**RECORDS PROVIDED**.
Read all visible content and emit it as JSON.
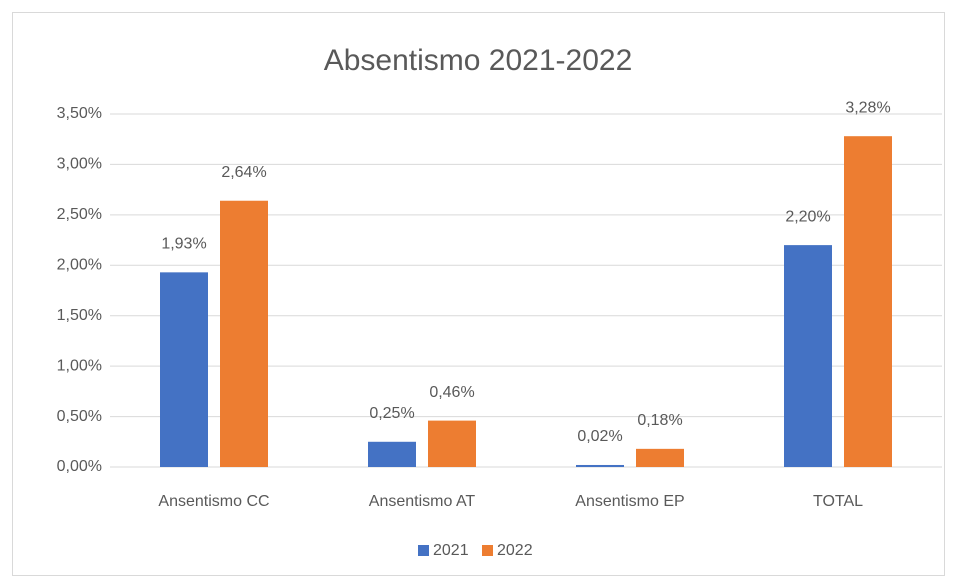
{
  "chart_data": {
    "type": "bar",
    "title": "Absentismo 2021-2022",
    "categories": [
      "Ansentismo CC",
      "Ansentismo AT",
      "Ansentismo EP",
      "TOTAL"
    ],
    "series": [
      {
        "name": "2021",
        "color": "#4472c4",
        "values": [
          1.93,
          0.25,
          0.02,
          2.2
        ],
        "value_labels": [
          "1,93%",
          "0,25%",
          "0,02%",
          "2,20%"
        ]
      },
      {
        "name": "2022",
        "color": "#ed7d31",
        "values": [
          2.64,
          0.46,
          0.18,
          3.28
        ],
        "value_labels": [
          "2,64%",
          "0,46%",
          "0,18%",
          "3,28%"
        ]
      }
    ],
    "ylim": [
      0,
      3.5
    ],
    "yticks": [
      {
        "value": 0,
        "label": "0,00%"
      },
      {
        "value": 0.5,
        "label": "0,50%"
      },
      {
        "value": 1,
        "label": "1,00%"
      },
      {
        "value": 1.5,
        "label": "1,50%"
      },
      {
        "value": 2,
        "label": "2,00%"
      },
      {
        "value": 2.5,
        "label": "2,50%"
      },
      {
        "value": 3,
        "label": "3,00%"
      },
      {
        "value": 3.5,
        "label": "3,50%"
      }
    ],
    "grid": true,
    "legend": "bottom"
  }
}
==
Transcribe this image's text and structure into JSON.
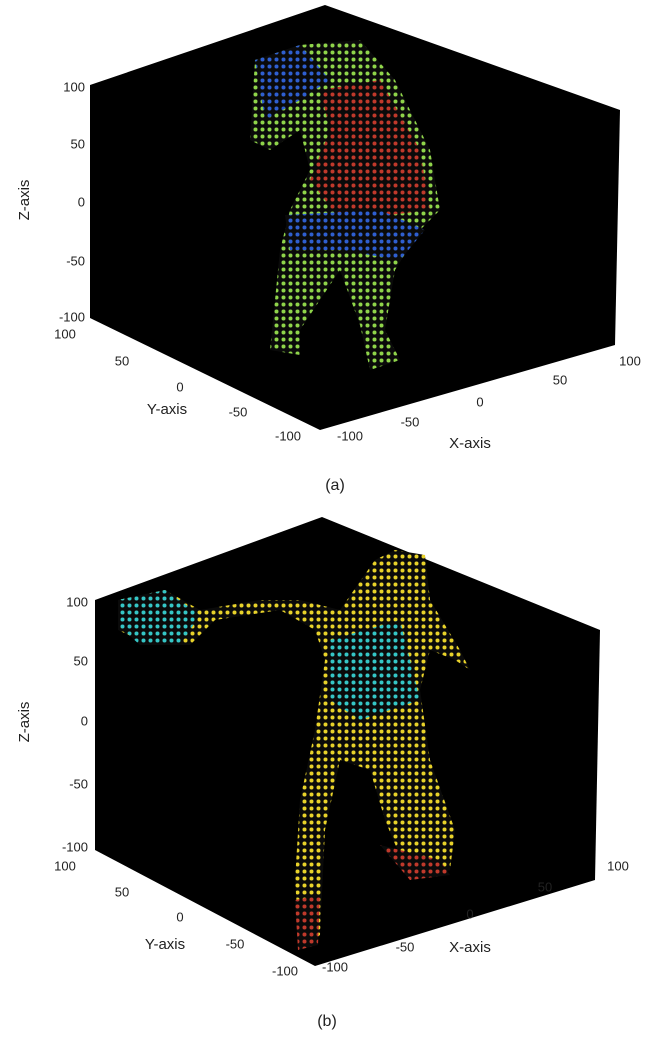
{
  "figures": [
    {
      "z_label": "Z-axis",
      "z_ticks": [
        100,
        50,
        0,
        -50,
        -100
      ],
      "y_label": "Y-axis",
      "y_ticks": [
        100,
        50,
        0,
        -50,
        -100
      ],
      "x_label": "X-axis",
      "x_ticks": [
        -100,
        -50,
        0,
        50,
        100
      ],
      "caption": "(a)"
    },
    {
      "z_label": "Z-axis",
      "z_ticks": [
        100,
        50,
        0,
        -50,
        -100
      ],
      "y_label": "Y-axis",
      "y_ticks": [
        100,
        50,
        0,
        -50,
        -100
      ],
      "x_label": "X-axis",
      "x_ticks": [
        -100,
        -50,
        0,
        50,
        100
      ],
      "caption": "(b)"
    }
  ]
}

**SHORT EXERCISE**.
Your answer should be a single number: the count of lines containing the word "JSON".

**EXERCISE RESULT**.
2